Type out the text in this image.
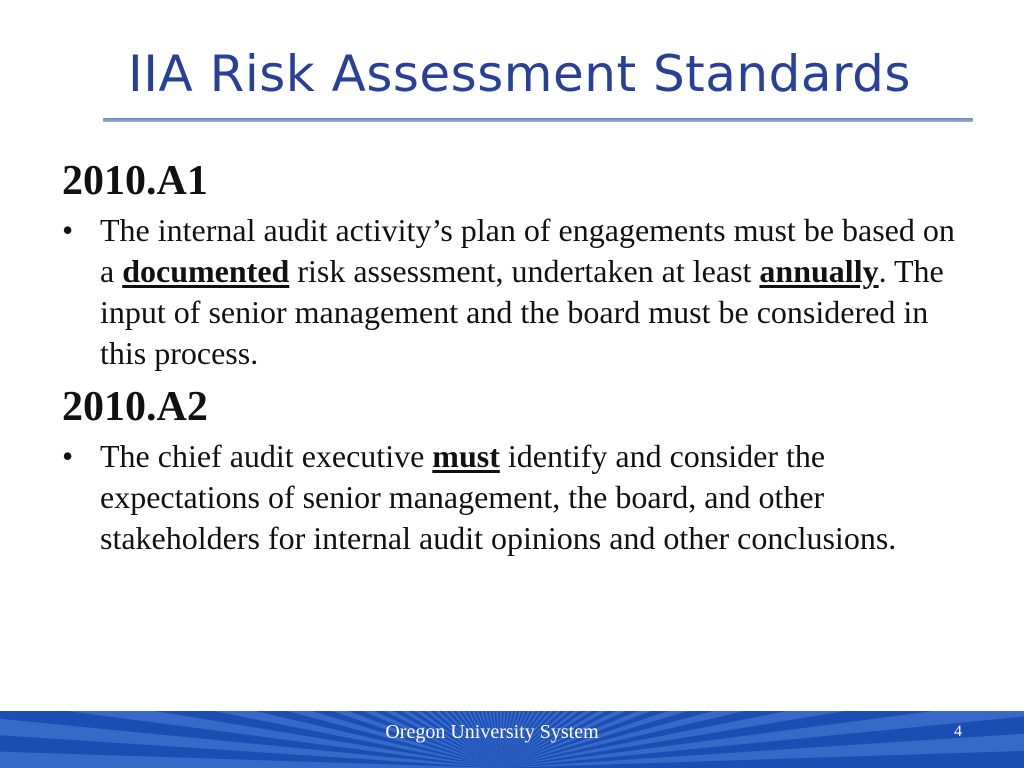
IIA Risk Assessment Standards
2010.A1

• The internal audit activity’s plan of engagements must be based on a documented risk assessment, undertaken at least annually. The input of senior management and the board must be considered in this process.

2010.A2

• The chief audit executive must identify and consider the expectations of senior management, the board, and other stakeholders for internal audit opinions and other conclusions.

Oregon University System	4
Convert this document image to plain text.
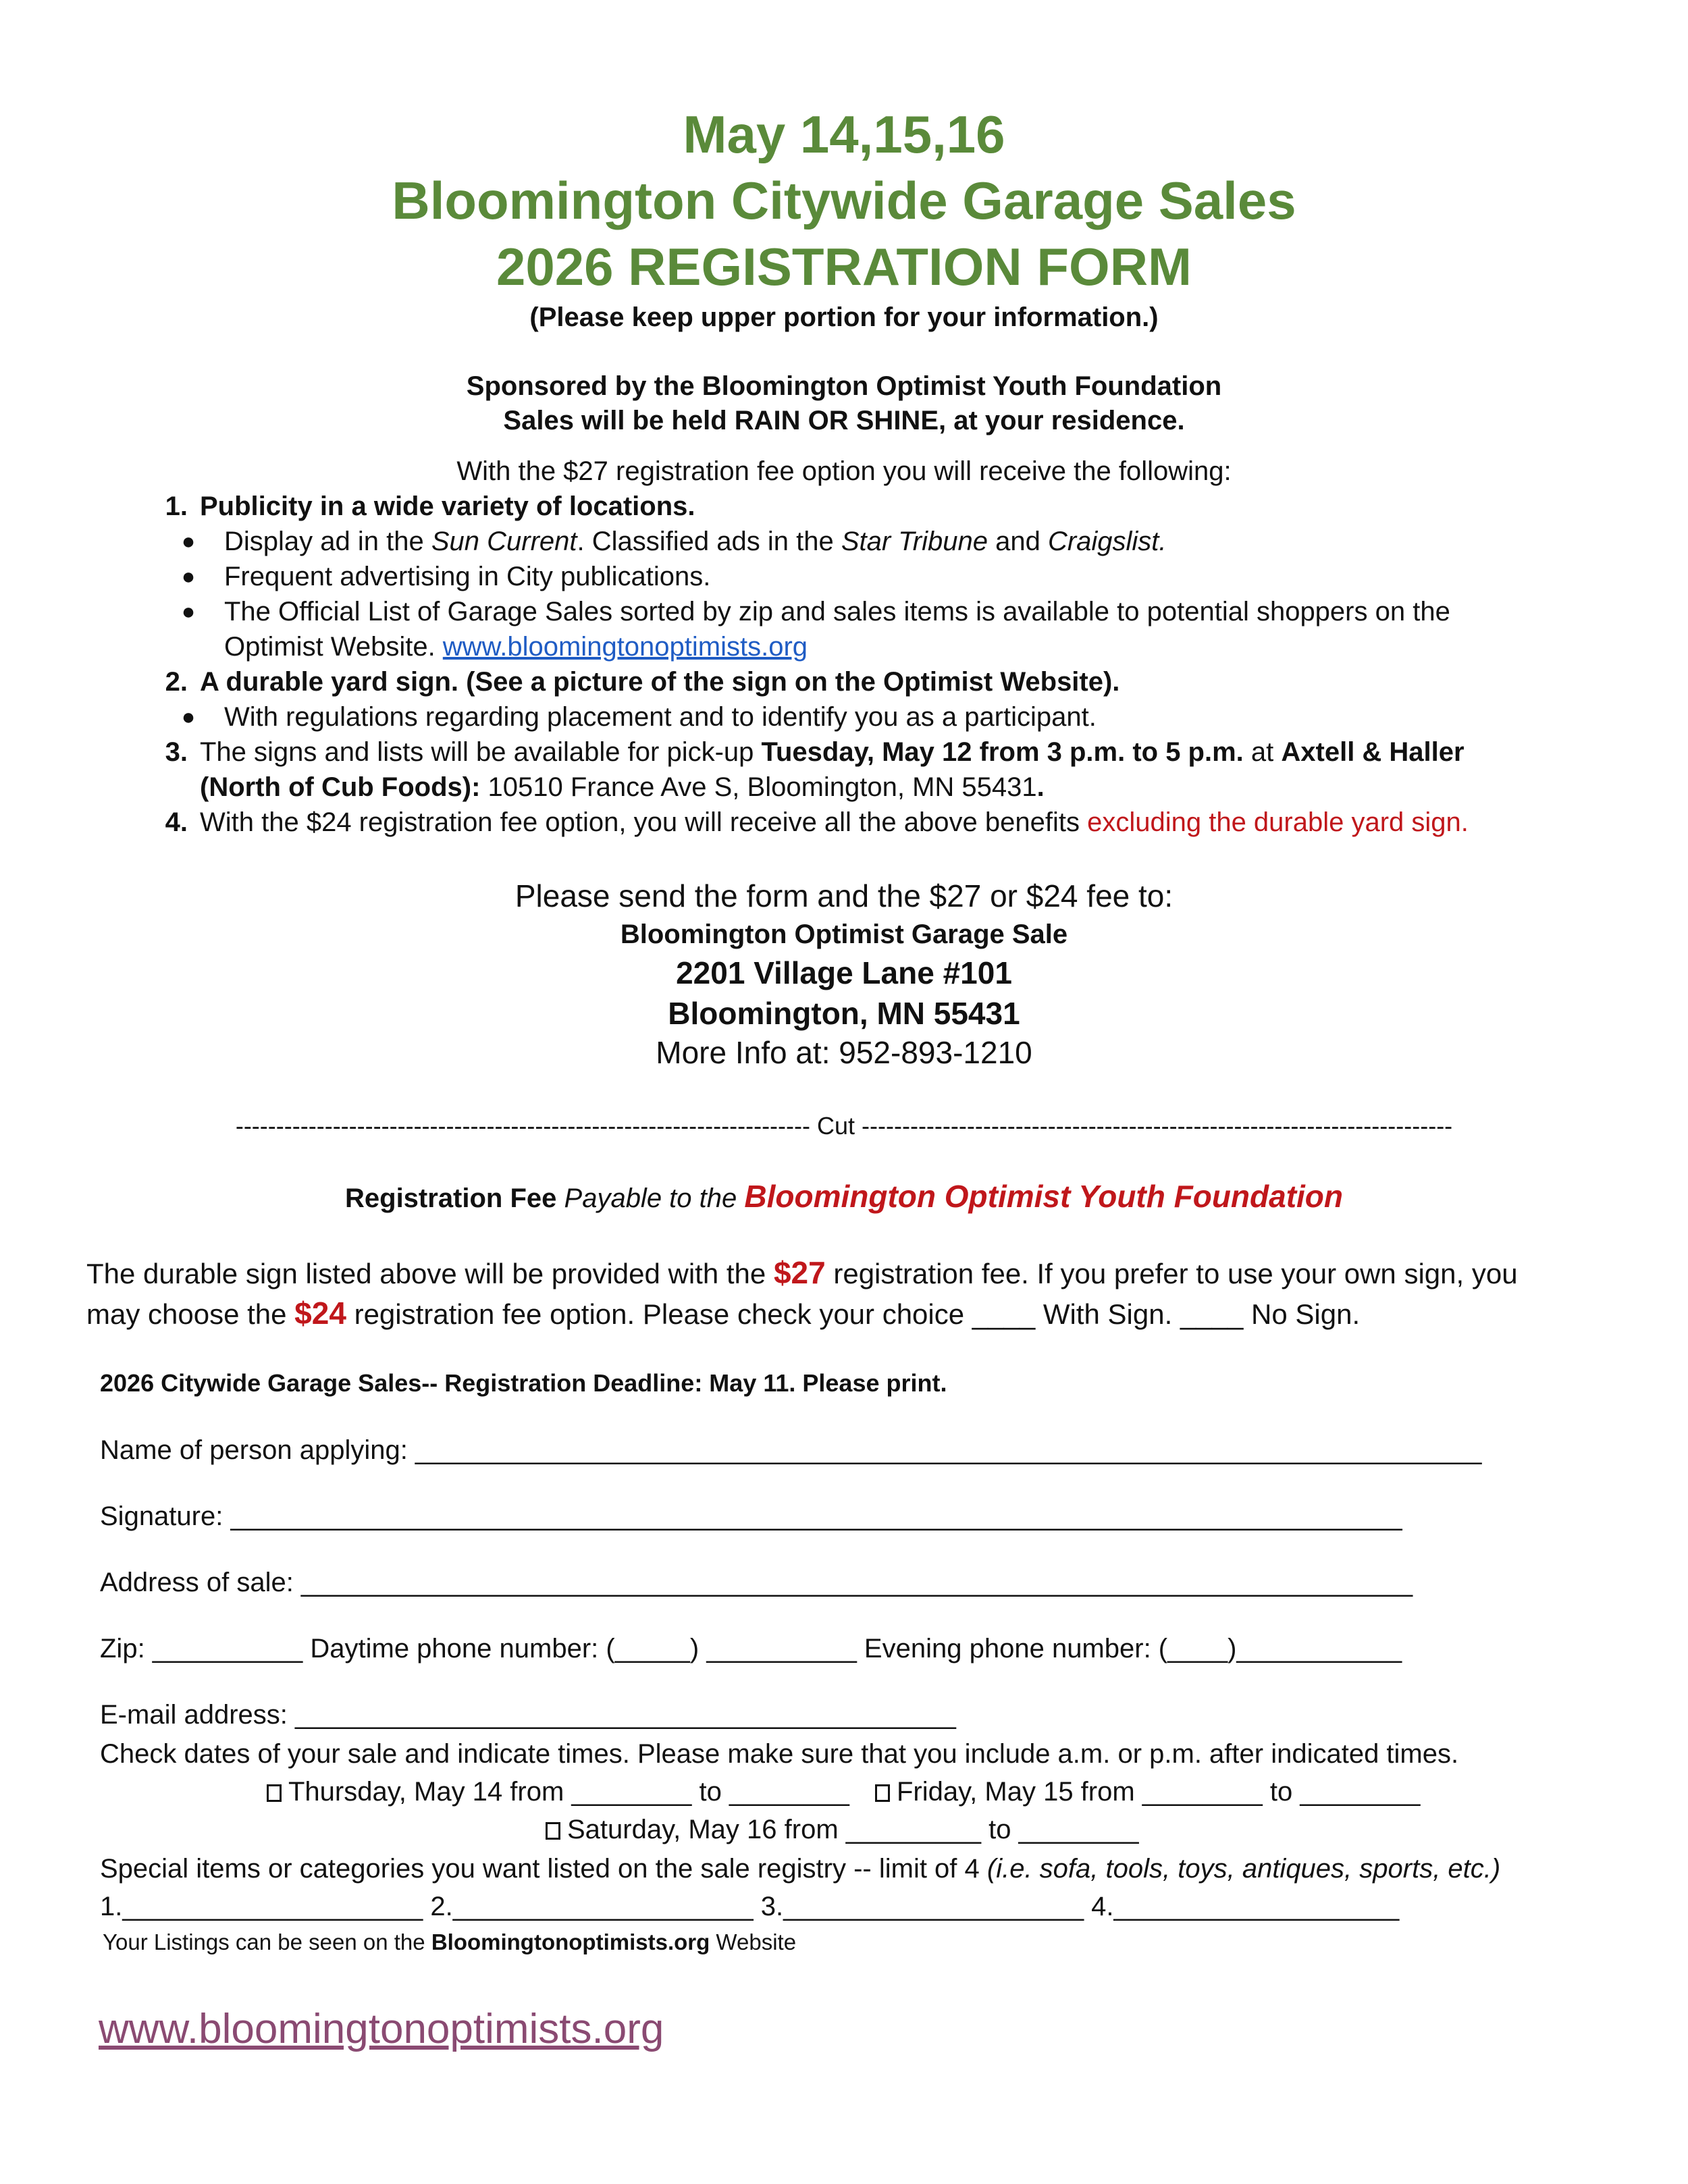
May 14,15,16
Bloomington Citywide Garage Sales
2026 REGISTRATION FORM
(Please keep upper portion for your information.)
Sponsored by the Bloomington Optimist Youth Foundation
Sales will be held RAIN OR SHINE, at your residence.
With the $27 registration fee option you will receive the following:
1. Publicity in a wide variety of locations.
● Display ad in the Sun Current. Classified ads in the Star Tribune and Craigslist.
● Frequent advertising in City publications.
● The Official List of Garage Sales sorted by zip and sales items is available to potential shoppers on the
Optimist Website. www.bloomingtonoptimists.org
2. A durable yard sign. (See a picture of the sign on the Optimist Website).
● With regulations regarding placement and to identify you as a participant.
3. The signs and lists will be available for pick-up Tuesday, May 12 from 3 p.m. to 5 p.m. at Axtell & Haller
(North of Cub Foods): 10510 France Ave S, Bloomington, MN 55431.
4. With the $24 registration fee option, you will receive all the above benefits excluding the durable yard sign.
Please send the form and the $27 or $24 fee to:
Bloomington Optimist Garage Sale
2201 Village Lane #101
Bloomington, MN 55431
More Info at: 952-893-1210
----------------------------------------------------------------------- Cut -------------------------------------------------------------------------
Registration Fee Payable to the Bloomington Optimist Youth Foundation
The durable sign listed above will be provided with the $27 registration fee. If you prefer to use your own sign, you
may choose the $24 registration fee option. Please check your choice ____ With Sign. ____ No Sign.
2026 Citywide Garage Sales-- Registration Deadline: May 11. Please print.
Name of person applying: _______________________________________________________________________
Signature: ______________________________________________________________________________
Address of sale: __________________________________________________________________________
Zip: __________ Daytime phone number: (_____) __________ Evening phone number: (____)___________
E-mail address: ____________________________________________
Check dates of your sale and indicate times. Please make sure that you include a.m. or p.m. after indicated times.
Thursday, May 14 from ________ to ________	Friday, May 15 from ________ to ________
Saturday, May 16 from _________ to ________
Special items or categories you want listed on the sale registry -- limit of 4 (i.e. sofa, tools, toys, antiques, sports, etc.)
1.____________________ 2.____________________ 3.____________________ 4.___________________
Your Listings can be seen on the Bloomingtonoptimists.org Website
www.bloomingtonoptimists.org
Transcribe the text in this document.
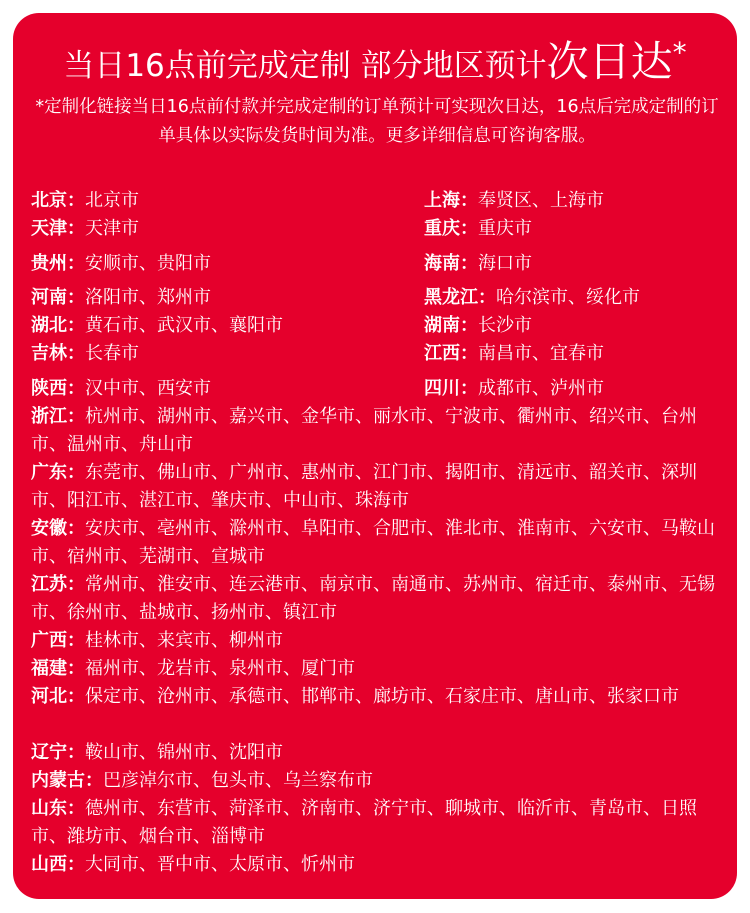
当日16点前完成定制 部分地区预计次日达*
*定制化链接当日16点前付款并完成定制的订单预计可实现次日达，16点后完成定制的订单具体以实际发货时间为准。更多详细信息可咨询客服。
北京：北京市	上海：奉贤区、上海市
天津：天津市	重庆：重庆市
贵州：安顺市、贵阳市	海南：海口市
河南：洛阳市、郑州市	黑龙江：哈尔滨市、绥化市
湖北：黄石市、武汉市、襄阳市	湖南：长沙市
吉林：长春市	江西：南昌市、宜春市
陕西：汉中市、西安市	四川：成都市、泸州市
浙江：杭州市、湖州市、嘉兴市、金华市、丽水市、宁波市、衢州市、绍兴市、台州市、温州市、舟山市
广东：东莞市、佛山市、广州市、惠州市、江门市、揭阳市、清远市、韶关市、深圳市、阳江市、湛江市、肇庆市、中山市、珠海市
安徽：安庆市、亳州市、滁州市、阜阳市、合肥市、淮北市、淮南市、六安市、马鞍山市、宿州市、芜湖市、宣城市
江苏：常州市、淮安市、连云港市、南京市、南通市、苏州市、宿迁市、泰州市、无锡市、徐州市、盐城市、扬州市、镇江市
广西：桂林市、来宾市、柳州市
福建：福州市、龙岩市、泉州市、厦门市
河北：保定市、沧州市、承德市、邯郸市、廊坊市、石家庄市、唐山市、张家口市
辽宁：鞍山市、锦州市、沈阳市
内蒙古：巴彦淖尔市、包头市、乌兰察布市
山东：德州市、东营市、菏泽市、济南市、济宁市、聊城市、临沂市、青岛市、日照市、潍坊市、烟台市、淄博市
山西：大同市、晋中市、太原市、忻州市
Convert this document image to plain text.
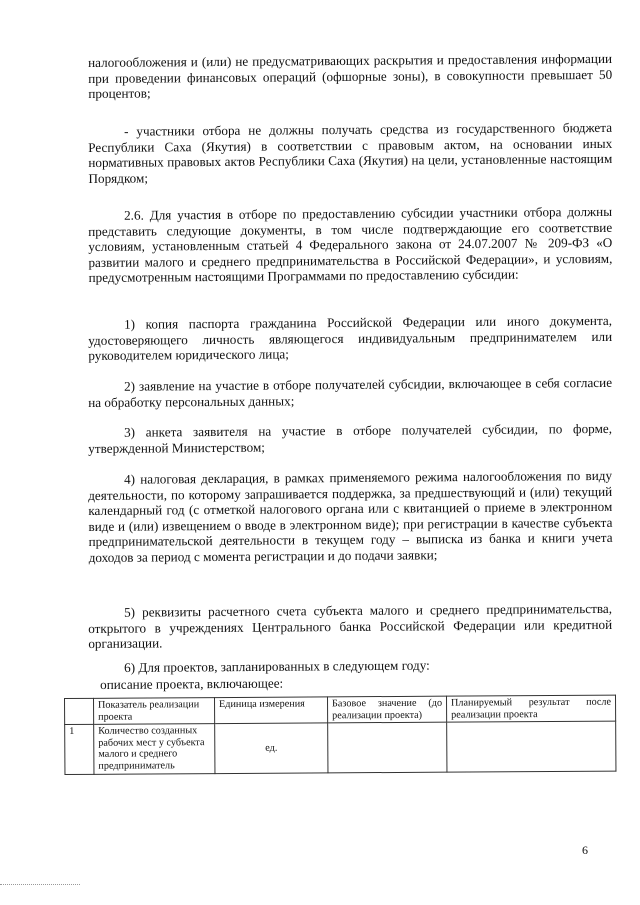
налогообложения и (или) не предусматривающих раскрытия и предоставления информации при проведении финансовых операций (офшорные зоны), в совокупности превышает 50 процентов;

- участники отбора не должны получать средства из государственного бюджета Республики Саха (Якутия) в соответствии с правовым актом, на основании иных нормативных правовых актов Республики Саха (Якутия) на цели, установленные настоящим Порядком;

2.6. Для участия в отборе по предоставлению субсидии участники отбора должны представить следующие документы, в том числе подтверждающие его соответствие условиям, установленным статьей 4 Федерального закона от 24.07.2007 № 209-ФЗ «О развитии малого и среднего предпринимательства в Российской Федерации», и условиям, предусмотренным настоящими Программами по предоставлению субсидии:

1) копия паспорта гражданина Российской Федерации или иного документа, удостоверяющего личность являющегося индивидуальным предпринимателем или руководителем юридического лица;

2) заявление на участие в отборе получателей субсидии, включающее в себя согласие на обработку персональных данных;

3) анкета заявителя на участие в отборе получателей субсидии, по форме, утвержденной Министерством;

4) налоговая декларация, в рамках применяемого режима налогообложения по виду деятельности, по которому запрашивается поддержка, за предшествующий и (или) текущий календарный год (с отметкой налогового органа или с квитанцией о приеме в электронном виде и (или) извещением о вводе в электронном виде); при регистрации в качестве субъекта предпринимательской деятельности в текущем году – выписка из банка и книги учета доходов за период с момента регистрации и до подачи заявки;

5) реквизиты расчетного счета субъекта малого и среднего предпринимательства, открытого в учреждениях Центрального банка Российской Федерации или кредитной организации.

6) Для проектов, запланированных в следующем году:

описание проекта, включающее:

	Показатель реализации проекта	Единица измерения	Базовое значение (до реализации проекта)	Планируемый результат после реализации проекта
1	Количество созданных рабочих мест у субъекта малого и среднего предприниматель	ед.		
6
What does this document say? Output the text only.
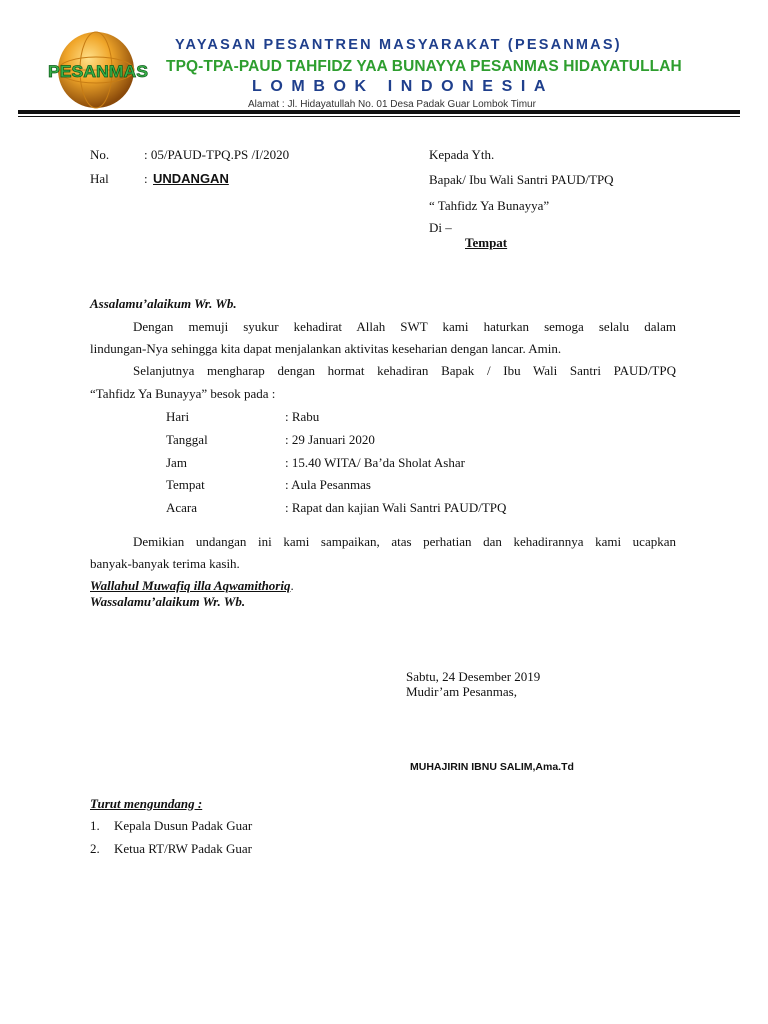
PESANMAS
YAYASAN PESANTREN MASYARAKAT (PESANMAS)
TPQ-TPA-PAUD TAHFIDZ YAA BUNAYYA PESANMAS HIDAYATULLAH
LOMBOK INDONESIA
Alamat : Jl. Hidayatullah No. 01 Desa Padak Guar Lombok Timur
No.	: 05/PAUD-TPQ.PS /I/2020
Hal	: UNDANGAN
Kepada Yth.
Bapak/ Ibu Wali Santri PAUD/TPQ
“ Tahfidz Ya Bunayya”
Di –
Tempat
Assalamu’alaikum Wr. Wb.
Dengan memuji syukur kehadirat Allah SWT kami haturkan semoga selalu dalam
lindungan-Nya sehingga kita dapat menjalankan aktivitas keseharian dengan lancar. Amin.
Selanjutnya mengharap dengan hormat kehadiran Bapak / Ibu Wali Santri PAUD/TPQ
“Tahfidz Ya Bunayya” besok pada :
Hari	: Rabu
Tanggal	: 29 Januari 2020
Jam	: 15.40 WITA/ Ba’da Sholat Ashar
Tempat	: Aula Pesanmas
Acara	: Rapat dan kajian Wali Santri PAUD/TPQ
Demikian undangan ini kami sampaikan, atas perhatian dan kehadirannya kami ucapkan
banyak-banyak terima kasih.
Wallahul Muwafiq illa Aqwamithoriq.
Wassalamu’alaikum Wr. Wb.
Sabtu, 24 Desember 2019
Mudir’am Pesanmas,
MUHAJIRIN IBNU SALIM,Ama.Td
Turut mengundang :
1. Kepala Dusun Padak Guar
2. Ketua RT/RW Padak Guar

──────────

Task to complete => Pull out every line above that holds the word "Padak".

Result of the task =>
Alamat : Jl. Hidayatullah No. 01 Desa Padak Guar Lombok Timur
1. Kepala Dusun Padak Guar
2. Ketua RT/RW Padak Guar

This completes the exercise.